### Directions
Return the whole listing, keeping every character the same.

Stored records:
[Begin]
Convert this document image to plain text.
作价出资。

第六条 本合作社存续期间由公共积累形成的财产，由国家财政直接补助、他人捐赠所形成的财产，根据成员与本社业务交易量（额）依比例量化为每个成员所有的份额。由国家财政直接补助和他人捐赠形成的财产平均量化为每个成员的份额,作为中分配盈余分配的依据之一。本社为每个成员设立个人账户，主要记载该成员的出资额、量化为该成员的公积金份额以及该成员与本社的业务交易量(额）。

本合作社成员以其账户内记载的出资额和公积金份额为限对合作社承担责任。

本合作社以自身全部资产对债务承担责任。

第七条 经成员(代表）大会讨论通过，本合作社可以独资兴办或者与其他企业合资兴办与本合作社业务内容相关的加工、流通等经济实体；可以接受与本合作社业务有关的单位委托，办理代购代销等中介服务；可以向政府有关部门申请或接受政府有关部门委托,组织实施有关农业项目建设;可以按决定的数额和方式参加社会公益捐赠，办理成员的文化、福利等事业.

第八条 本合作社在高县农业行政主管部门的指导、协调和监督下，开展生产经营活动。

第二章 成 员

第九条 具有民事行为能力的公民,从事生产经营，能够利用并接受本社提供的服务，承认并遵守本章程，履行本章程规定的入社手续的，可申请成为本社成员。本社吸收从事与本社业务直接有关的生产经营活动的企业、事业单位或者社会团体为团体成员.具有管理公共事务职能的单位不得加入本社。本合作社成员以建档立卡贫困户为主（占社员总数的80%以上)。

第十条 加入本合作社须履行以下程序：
[End]
### Answer to this task
Convert this document image to plain text.
作价出资。

第六条 本合作社存续期间由公共积累形成的财产，由国家财政直接补助、他人捐赠所形成的财产，根据成员与本社业务交易量（额）依比例量化为每个成员所有的份额。由国家财政直接补助和他人捐赠形成的财产平均量化为每个成员的份额,作为中分配盈余分配的依据之一。本社为每个成员设立个人账户，主要记载该成员的出资额、量化为该成员的公积金份额以及该成员与本社的业务交易量(额）。

本合作社成员以其账户内记载的出资额和公积金份额为限对合作社承担责任。

本合作社以自身全部资产对债务承担责任。

第七条 经成员(代表）大会讨论通过，本合作社可以独资兴办或者与其他企业合资兴办与本合作社业务内容相关的加工、流通等经济实体；可以接受与本合作社业务有关的单位委托，办理代购代销等中介服务；可以向政府有关部门申请或接受政府有关部门委托,组织实施有关农业项目建设;可以按决定的数额和方式参加社会公益捐赠，办理成员的文化、福利等事业.

第八条 本合作社在高县农业行政主管部门的指导、协调和监督下，开展生产经营活动。

第二章 成 员

第九条 具有民事行为能力的公民,从事生产经营，能够利用并接受本社提供的服务，承认并遵守本章程，履行本章程规定的入社手续的，可申请成为本社成员。本社吸收从事与本社业务直接有关的生产经营活动的企业、事业单位或者社会团体为团体成员.具有管理公共事务职能的单位不得加入本社。本合作社成员以建档立卡贫困户为主（占社员总数的80%以上)。

第十条 加入本合作社须履行以下程序：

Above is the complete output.